=== Page excerpt ===
Ai Agents 3 min read

EVA-Bench 2.0 Pits 12 Voice Models Against 213 Tasks

ServiceNow AI has released EVA-Bench Data 2.0, an open-source evaluation framework that tests conversational voice agents across 121 enterprise tools.

On June 4, ServiceNow AI released EVA-Bench Data 2.0, a large-scale open-source framework for benchmarking conversational voice agents. The release shifts the focus from simple text-based interactions toward complex, multi-turn enterprise workflows that rely on speech-to-speech (S2S) models and audio-native large language models.

Part of ServiceNow’s broader NOWAI-Bench initiative showcased at Knowledge 2026, the framework uses a bot-to-bot architecture to automate the evaluation of spoken dialogue. It is distributed via Hugging Face and GitHub under an open-source license.

Enterprise Workflows and Tool Use

The dataset is built around the specific failure modes of voice-first enterprise applications. It categorizes testing data into three core domains: HR, IT Support, and Customer Service.

Across these domains, the benchmark tests agents on 213 distinct, multi-turn dialogue scenarios. These scenarios require the AI to successfully navigate and utilize 121 simulated enterprise tools, including ticket creation systems, hardware troubleshooting interfaces, and benefits lookup databases. For developers trying to evaluate and test AI agents, this provides a standardized sandbox for measuring autonomous tool execution in voice-driven environments.

Accuracy and Experience Metrics

Voice agents fail differently than text-based chatbots, requiring different telemetry. The research team, led by Hari Subramani, Issam Laradji, and Anitha Raghavan, split the framework into two fundamental measurement dimensions:

  • EVA-A (Accuracy): Measures whether the agent successfully completed the requested task and remained faithful to the provided enterprise data during the conversation.

=== Study questions ===
- a) Answer these questions from the EVA-Bench 2.0 article:
(i) What three domains does the dataset cover?
(ii) How many simulated enterprise tools must the agents use?
(iii) Through which two platforms is the framework distributed?
- b) Write a short continuation of the EVA-Bench 2.0 article, starting after its final sentence.
The entries that come after this have no connection to the EVA-Bench 2.0 article.

=== Raw data ===

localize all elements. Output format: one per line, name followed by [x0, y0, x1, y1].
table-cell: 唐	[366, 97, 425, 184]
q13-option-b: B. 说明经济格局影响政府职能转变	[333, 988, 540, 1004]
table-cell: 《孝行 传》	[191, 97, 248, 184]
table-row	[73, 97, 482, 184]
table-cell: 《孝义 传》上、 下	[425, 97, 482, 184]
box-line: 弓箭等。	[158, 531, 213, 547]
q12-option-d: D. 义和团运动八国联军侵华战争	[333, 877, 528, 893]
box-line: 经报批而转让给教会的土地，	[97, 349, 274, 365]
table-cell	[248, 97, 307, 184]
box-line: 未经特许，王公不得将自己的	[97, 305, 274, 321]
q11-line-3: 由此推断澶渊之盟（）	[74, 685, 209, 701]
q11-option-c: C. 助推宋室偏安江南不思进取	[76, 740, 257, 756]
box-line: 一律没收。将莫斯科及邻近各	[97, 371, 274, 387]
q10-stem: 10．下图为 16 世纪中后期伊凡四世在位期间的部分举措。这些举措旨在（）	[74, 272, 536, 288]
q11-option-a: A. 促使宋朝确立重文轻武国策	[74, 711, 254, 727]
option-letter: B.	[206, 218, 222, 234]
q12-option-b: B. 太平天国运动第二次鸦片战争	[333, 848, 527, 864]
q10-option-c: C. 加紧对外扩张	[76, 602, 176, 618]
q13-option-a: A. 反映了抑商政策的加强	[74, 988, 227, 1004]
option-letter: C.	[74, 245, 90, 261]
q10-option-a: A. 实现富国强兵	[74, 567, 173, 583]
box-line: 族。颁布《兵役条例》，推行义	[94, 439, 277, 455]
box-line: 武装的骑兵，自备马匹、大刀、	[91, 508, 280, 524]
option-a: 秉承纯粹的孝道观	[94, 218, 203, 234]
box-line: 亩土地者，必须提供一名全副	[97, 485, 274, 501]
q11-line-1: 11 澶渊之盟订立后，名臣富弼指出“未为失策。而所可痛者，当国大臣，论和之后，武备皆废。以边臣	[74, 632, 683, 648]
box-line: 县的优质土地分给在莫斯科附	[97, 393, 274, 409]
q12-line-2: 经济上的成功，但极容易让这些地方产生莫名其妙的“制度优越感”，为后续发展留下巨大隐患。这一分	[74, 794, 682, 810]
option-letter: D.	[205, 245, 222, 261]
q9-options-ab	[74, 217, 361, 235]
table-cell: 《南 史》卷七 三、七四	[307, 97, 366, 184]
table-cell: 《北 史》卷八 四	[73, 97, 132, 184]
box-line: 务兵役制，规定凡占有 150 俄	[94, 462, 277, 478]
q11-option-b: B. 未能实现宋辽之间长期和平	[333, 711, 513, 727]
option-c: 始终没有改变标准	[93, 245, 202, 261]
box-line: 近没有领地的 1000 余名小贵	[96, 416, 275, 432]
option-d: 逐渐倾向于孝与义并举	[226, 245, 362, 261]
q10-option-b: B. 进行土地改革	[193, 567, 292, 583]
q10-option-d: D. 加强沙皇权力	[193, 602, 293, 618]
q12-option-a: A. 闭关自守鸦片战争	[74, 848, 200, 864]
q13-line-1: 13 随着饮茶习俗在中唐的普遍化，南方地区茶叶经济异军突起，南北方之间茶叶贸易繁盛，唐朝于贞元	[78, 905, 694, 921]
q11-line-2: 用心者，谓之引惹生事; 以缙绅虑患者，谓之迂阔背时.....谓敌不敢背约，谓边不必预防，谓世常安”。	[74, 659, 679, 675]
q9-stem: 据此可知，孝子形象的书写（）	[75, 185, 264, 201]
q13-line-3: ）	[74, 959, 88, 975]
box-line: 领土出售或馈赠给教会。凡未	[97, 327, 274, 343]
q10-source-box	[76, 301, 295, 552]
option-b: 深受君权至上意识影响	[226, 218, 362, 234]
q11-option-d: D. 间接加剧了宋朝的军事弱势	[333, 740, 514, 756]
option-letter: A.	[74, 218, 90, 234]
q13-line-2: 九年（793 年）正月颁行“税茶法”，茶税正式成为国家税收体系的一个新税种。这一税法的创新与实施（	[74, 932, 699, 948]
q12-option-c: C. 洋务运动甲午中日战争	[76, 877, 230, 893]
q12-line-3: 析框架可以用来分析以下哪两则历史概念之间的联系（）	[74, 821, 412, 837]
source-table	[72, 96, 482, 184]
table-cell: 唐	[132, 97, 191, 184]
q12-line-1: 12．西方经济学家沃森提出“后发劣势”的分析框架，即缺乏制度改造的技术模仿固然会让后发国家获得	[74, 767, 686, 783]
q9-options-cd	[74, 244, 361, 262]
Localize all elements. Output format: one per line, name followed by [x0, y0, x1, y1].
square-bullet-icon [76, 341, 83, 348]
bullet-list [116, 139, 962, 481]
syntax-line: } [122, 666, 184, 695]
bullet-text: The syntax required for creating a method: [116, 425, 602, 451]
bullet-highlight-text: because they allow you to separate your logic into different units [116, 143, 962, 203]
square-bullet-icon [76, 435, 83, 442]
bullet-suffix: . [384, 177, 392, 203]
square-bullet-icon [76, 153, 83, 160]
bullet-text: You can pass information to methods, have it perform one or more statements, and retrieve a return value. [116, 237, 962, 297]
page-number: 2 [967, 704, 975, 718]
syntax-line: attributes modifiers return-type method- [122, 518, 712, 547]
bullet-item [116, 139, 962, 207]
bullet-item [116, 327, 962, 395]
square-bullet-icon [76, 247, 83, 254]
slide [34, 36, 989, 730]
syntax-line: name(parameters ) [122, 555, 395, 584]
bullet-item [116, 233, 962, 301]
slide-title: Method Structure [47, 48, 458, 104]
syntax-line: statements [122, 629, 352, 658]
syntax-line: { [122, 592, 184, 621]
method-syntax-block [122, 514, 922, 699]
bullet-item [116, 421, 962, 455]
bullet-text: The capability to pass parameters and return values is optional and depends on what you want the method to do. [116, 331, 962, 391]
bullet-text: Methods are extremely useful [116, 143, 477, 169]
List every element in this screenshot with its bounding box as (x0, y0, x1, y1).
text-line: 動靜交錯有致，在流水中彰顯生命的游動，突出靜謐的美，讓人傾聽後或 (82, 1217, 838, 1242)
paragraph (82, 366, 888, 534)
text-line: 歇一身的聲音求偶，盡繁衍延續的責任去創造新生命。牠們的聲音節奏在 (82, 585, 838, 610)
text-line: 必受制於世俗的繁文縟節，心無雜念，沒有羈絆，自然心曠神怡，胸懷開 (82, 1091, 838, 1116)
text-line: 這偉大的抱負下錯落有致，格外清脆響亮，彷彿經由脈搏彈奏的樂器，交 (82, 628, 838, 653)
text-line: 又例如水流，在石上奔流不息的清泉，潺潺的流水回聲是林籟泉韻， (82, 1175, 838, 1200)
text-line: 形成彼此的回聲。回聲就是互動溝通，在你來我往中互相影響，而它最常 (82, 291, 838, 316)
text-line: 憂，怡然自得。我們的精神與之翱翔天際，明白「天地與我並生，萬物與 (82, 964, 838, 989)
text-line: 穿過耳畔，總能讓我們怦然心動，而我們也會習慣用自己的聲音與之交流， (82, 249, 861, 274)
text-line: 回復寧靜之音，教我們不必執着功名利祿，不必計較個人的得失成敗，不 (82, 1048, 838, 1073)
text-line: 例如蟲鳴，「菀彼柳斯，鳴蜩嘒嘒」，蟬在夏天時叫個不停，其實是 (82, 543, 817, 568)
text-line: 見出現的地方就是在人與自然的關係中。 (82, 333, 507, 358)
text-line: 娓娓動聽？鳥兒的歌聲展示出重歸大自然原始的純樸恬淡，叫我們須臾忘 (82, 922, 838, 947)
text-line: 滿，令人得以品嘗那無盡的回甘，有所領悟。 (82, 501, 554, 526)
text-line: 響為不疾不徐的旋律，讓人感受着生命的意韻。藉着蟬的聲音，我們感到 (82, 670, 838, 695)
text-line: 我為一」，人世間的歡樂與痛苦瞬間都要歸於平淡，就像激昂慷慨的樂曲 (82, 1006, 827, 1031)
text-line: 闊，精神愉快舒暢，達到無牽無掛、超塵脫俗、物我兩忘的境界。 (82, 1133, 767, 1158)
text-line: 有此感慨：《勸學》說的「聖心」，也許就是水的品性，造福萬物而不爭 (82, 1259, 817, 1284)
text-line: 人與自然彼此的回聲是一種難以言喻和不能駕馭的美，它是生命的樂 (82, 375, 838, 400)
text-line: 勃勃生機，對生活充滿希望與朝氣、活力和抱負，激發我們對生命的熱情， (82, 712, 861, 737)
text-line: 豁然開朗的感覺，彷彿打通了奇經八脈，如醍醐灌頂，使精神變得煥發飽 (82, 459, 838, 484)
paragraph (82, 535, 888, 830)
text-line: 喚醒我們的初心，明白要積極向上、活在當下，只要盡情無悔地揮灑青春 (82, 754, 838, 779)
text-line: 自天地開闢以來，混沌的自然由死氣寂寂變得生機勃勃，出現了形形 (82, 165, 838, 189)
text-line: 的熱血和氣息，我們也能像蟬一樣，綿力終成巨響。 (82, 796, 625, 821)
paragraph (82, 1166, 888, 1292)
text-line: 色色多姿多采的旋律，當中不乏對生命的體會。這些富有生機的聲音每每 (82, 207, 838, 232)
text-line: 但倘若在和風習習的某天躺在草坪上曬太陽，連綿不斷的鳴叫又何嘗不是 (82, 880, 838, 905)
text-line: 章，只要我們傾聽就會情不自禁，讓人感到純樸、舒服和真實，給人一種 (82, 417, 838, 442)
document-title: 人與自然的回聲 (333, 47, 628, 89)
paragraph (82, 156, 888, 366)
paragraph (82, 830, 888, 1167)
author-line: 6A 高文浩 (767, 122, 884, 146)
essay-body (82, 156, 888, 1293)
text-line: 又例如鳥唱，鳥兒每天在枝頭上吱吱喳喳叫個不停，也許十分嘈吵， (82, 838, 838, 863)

=== Responses for each task ===
- a)
(i) HR, IT Support, and Customer Service.
(ii) 121.
(iii) Hugging Face and GitHub.

- b)
  • EVA-X (Experience): Measures the naturalness, conciseness, and appropriateness of the spoken dialogue. This identifies specific voice-interface issues like robotic phrasing or inappropriate interruptions over the user.

To ensure models are tested against real-world conditions, EVA-Bench 2.0 includes a comprehensive perturbation suite. This applies various audio stressors to the inputs, including diverse user accents, environmental background noises, and simulated network connection degradation.

Architectural Comparisons

The initial dataset includes benchmark results for 12 leading systems. This testing highlights the performance differences between traditional cascade architectures—which chain separate speech-to-text, text-based LLM, and text-to-speech models—and newer audio-native frontier models like GPT-4o and Gemini 1.5 Pro.

If you are deciding between GPT vs Claude vs Gemini for a real-time voice integration, the EVA-Bench results expose exactly how these models handle complex tool-calling under varying levels of audio stress.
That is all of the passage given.